[Layout element annotations]

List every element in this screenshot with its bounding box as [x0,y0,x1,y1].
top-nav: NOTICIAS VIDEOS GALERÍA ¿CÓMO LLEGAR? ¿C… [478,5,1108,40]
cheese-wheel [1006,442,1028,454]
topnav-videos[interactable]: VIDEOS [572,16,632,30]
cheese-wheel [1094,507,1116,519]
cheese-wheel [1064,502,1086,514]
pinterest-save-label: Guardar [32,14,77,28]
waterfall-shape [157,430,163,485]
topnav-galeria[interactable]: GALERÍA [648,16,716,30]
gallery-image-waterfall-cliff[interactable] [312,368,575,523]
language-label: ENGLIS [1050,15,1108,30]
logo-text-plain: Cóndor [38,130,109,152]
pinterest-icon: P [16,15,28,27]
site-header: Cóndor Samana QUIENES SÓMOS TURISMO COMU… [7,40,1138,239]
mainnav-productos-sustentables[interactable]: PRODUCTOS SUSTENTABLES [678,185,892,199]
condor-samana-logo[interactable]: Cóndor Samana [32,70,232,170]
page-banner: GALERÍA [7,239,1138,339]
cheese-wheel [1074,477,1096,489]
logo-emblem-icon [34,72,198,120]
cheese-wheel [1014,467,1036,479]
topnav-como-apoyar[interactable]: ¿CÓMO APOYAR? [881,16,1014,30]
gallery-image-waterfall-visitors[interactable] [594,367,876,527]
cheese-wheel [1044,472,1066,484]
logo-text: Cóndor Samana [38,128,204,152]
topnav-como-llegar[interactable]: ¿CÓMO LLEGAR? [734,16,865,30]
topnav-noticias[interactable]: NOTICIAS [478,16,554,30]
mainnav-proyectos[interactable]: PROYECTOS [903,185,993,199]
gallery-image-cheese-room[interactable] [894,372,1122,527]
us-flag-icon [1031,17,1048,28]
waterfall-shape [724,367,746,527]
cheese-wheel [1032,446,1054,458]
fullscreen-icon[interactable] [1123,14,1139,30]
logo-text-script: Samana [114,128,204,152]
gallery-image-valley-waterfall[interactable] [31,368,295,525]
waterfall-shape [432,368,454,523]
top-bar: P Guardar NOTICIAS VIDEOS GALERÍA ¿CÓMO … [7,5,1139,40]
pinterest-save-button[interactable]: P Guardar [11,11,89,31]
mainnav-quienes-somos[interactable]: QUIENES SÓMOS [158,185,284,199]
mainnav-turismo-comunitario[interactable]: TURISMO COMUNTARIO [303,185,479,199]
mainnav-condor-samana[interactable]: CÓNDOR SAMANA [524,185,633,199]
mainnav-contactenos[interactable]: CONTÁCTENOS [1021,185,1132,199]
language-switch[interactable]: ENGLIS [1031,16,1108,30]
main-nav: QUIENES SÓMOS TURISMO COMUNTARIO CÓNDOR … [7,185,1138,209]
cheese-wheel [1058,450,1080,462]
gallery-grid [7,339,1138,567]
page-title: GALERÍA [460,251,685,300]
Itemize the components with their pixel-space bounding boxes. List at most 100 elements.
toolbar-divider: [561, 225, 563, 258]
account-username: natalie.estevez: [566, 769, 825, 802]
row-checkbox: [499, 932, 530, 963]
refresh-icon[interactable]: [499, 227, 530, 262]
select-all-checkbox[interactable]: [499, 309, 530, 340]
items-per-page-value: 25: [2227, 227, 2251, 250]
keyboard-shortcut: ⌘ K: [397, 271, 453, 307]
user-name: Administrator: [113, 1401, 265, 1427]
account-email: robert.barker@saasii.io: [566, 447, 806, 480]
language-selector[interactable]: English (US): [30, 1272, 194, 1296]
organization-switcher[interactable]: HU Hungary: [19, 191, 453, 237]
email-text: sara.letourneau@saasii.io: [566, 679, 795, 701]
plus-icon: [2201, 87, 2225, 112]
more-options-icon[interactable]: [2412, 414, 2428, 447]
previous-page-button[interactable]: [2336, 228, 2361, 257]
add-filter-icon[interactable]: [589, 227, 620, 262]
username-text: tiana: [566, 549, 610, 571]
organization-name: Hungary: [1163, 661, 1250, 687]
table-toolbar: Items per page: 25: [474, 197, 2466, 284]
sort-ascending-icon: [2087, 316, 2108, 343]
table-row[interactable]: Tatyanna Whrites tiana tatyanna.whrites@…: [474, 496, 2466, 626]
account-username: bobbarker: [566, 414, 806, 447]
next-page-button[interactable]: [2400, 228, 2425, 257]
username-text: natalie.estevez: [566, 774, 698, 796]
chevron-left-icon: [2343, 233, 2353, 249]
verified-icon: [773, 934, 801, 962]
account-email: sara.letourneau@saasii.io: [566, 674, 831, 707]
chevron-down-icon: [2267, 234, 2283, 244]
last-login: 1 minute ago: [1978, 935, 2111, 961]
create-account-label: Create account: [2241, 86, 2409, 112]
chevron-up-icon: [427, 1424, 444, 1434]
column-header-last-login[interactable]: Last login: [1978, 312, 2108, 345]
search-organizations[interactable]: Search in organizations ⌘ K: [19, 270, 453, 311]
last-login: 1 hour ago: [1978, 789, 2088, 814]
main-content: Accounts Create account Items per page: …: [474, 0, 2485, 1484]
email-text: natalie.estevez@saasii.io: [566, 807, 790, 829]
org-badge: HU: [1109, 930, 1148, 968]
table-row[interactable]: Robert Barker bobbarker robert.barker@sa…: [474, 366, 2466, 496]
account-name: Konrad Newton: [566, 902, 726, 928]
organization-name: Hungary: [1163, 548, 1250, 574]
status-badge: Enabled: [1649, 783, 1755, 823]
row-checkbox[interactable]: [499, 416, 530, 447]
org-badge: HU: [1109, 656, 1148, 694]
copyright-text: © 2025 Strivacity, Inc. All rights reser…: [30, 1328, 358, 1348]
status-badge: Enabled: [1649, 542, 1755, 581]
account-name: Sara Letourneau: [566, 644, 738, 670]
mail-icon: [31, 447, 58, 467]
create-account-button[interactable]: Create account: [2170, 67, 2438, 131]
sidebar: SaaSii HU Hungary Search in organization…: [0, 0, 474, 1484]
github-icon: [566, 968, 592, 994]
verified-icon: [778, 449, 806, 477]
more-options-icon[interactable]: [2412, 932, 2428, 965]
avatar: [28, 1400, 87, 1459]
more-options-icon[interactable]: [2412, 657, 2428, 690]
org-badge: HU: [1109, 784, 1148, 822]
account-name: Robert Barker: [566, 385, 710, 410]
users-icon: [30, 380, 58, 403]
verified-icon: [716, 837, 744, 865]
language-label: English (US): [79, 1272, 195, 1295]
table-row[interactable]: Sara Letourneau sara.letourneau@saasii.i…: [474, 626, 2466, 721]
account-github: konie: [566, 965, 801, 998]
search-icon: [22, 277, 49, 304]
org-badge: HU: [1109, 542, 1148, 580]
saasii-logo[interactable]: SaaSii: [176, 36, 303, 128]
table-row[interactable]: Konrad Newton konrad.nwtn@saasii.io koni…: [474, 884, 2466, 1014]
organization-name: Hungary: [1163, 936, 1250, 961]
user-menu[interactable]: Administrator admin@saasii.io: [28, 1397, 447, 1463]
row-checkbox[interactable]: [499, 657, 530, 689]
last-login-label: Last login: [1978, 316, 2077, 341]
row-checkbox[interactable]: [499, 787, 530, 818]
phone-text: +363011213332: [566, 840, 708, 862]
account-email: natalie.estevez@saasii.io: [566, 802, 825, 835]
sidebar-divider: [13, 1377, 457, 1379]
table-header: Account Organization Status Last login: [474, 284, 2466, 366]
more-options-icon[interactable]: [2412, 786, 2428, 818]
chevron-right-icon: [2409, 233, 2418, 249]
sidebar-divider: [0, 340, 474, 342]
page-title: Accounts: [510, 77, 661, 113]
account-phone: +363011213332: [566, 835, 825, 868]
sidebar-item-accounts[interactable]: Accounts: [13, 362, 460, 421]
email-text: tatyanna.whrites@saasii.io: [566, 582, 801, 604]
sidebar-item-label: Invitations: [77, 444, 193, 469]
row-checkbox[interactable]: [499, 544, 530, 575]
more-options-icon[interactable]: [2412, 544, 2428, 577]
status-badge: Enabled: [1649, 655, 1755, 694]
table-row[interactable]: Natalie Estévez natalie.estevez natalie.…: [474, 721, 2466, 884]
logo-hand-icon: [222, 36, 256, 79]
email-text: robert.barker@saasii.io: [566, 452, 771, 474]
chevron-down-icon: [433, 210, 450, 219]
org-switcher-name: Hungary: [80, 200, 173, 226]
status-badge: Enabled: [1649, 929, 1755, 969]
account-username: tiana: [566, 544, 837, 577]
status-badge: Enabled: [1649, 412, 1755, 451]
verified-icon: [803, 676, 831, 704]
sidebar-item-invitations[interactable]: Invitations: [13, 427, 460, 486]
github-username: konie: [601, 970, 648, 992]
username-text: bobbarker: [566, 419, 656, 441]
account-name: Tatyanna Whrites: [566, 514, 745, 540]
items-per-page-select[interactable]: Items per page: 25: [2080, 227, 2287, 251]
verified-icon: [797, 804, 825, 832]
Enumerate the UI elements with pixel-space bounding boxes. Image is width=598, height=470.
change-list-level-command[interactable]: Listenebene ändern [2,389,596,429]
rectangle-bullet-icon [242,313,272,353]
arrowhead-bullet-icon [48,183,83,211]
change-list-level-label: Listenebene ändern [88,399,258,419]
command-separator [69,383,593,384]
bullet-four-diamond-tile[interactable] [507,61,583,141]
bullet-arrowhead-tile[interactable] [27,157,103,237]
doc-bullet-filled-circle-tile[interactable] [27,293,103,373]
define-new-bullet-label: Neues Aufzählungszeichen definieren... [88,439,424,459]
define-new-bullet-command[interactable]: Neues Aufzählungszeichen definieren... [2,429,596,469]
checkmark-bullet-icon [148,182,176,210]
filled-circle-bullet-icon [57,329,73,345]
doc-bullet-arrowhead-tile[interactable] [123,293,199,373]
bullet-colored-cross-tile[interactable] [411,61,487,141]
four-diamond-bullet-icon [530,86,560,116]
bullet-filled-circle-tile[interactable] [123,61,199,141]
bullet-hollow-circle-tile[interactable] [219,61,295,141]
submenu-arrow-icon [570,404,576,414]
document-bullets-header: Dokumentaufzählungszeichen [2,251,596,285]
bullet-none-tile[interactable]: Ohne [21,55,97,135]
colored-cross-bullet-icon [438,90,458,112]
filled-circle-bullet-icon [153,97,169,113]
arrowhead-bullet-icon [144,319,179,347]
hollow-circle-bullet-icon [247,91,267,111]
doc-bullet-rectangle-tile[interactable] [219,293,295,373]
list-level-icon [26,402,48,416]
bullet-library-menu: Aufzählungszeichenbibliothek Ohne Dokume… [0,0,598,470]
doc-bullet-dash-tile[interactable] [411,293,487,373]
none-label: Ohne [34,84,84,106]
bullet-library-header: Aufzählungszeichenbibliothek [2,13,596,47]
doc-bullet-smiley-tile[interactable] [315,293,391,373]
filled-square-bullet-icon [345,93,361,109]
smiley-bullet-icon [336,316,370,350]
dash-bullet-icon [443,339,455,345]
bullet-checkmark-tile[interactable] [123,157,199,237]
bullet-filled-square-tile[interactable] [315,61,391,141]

Task to complete —
Reproduce the records word for word, from the first line through the line containing "mainnav-proyectos[interactable]: PROYECTOS [903,185,993,199]".

Written reply —
List every element in this screenshot with its bounding box as [x0,y0,x1,y1].
top-nav: NOTICIAS VIDEOS GALERÍA ¿CÓMO LLEGAR? ¿C… [478,5,1108,40]
cheese-wheel [1006,442,1028,454]
topnav-videos[interactable]: VIDEOS [572,16,632,30]
cheese-wheel [1094,507,1116,519]
cheese-wheel [1064,502,1086,514]
pinterest-save-label: Guardar [32,14,77,28]
waterfall-shape [157,430,163,485]
topnav-galeria[interactable]: GALERÍA [648,16,716,30]
gallery-image-waterfall-cliff[interactable] [312,368,575,523]
language-label: ENGLIS [1050,15,1108,30]
logo-text-plain: Cóndor [38,130,109,152]
pinterest-icon: P [16,15,28,27]
site-header: Cóndor Samana QUIENES SÓMOS TURISMO COMU… [7,40,1138,239]
mainnav-productos-sustentables[interactable]: PRODUCTOS SUSTENTABLES [678,185,892,199]
condor-samana-logo[interactable]: Cóndor Samana [32,70,232,170]
page-banner: GALERÍA [7,239,1138,339]
cheese-wheel [1074,477,1096,489]
logo-emblem-icon [34,72,198,120]
cheese-wheel [1014,467,1036,479]
topnav-como-apoyar[interactable]: ¿CÓMO APOYAR? [881,16,1014,30]
gallery-image-waterfall-visitors[interactable] [594,367,876,527]
cheese-wheel [1044,472,1066,484]
logo-text: Cóndor Samana [38,128,204,152]
topnav-como-llegar[interactable]: ¿CÓMO LLEGAR? [734,16,865,30]
topnav-noticias[interactable]: NOTICIAS [478,16,554,30]
mainnav-proyectos[interactable]: PROYECTOS [903,185,993,199]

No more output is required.